TASK PROMPT: Reproduce all entries precisely, down to the last character.

[Source records]
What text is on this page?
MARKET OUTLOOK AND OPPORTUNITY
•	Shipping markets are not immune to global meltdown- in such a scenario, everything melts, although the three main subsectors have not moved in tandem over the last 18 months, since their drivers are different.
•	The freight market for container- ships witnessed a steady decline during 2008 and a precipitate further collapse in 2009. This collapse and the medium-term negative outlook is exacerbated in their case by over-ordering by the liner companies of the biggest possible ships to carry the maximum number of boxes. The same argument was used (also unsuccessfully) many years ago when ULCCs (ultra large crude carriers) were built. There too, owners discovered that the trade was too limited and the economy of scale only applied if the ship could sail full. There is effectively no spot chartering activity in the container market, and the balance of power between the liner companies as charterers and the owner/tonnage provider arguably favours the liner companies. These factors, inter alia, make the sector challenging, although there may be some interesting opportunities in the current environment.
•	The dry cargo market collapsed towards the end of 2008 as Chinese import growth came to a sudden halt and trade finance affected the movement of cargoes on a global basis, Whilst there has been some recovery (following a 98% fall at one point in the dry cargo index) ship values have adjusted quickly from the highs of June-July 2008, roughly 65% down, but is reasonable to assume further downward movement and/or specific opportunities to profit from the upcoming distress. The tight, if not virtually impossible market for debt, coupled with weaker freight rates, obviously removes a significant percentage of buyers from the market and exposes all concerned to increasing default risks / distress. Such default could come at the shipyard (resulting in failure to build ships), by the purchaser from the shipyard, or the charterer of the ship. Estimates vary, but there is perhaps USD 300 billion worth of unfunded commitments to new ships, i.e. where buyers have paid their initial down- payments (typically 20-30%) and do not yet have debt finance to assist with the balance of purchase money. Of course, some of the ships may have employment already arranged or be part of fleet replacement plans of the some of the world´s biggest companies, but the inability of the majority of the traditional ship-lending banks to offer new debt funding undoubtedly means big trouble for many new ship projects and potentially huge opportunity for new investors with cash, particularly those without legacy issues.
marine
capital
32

WRITTEN RESPONSE:
What text is on this page?
MARKET OUTLOOK AND OPPORTUNITY
•	Shipping markets are not immune to global meltdown- in such a scenario, everything melts, although the three main subsectors have not moved in tandem over the last 18 months, since their drivers are different.
•	The freight market for container- ships witnessed a steady decline during 2008 and a precipitate further collapse in 2009. This collapse and the medium-term negative outlook is exacerbated in their case by over-ordering by the liner companies of the biggest possible ships to carry the maximum number of boxes. The same argument was used (also unsuccessfully) many years ago when ULCCs (ultra large crude carriers) were built. There too, owners discovered that the trade was too limited and the economy of scale only applied if the ship could sail full. There is effectively no spot chartering activity in the container market, and the balance of power between the liner companies as charterers and the owner/tonnage provider arguably favours the liner companies. These factors, inter alia, make the sector challenging, although there may be some interesting opportunities in the current environment.
•	The dry cargo market collapsed towards the end of 2008 as Chinese import growth came to a sudden halt and trade finance affected the movement of cargoes on a global basis, Whilst there has been some recovery (following a 98% fall at one point in the dry cargo index) ship values have adjusted quickly from the highs of June-July 2008, roughly 65% down, but is reasonable to assume further downward movement and/or specific opportunities to profit from the upcoming distress. The tight, if not virtually impossible market for debt, coupled with weaker freight rates, obviously removes a significant percentage of buyers from the market and exposes all concerned to increasing default risks / distress. Such default could come at the shipyard (resulting in failure to build ships), by the purchaser from the shipyard, or the charterer of the ship. Estimates vary, but there is perhaps USD 300 billion worth of unfunded commitments to new ships, i.e. where buyers have paid their initial down- payments (typically 20-30%) and do not yet have debt finance to assist with the balance of purchase money. Of course, some of the ships may have employment already arranged or be part of fleet replacement plans of the some of the world´s biggest companies, but the inability of the majority of the traditional ship-lending banks to offer new debt funding undoubtedly means big trouble for many new ship projects and potentially huge opportunity for new investors with cash, particularly those without legacy issues.
marine
capital
32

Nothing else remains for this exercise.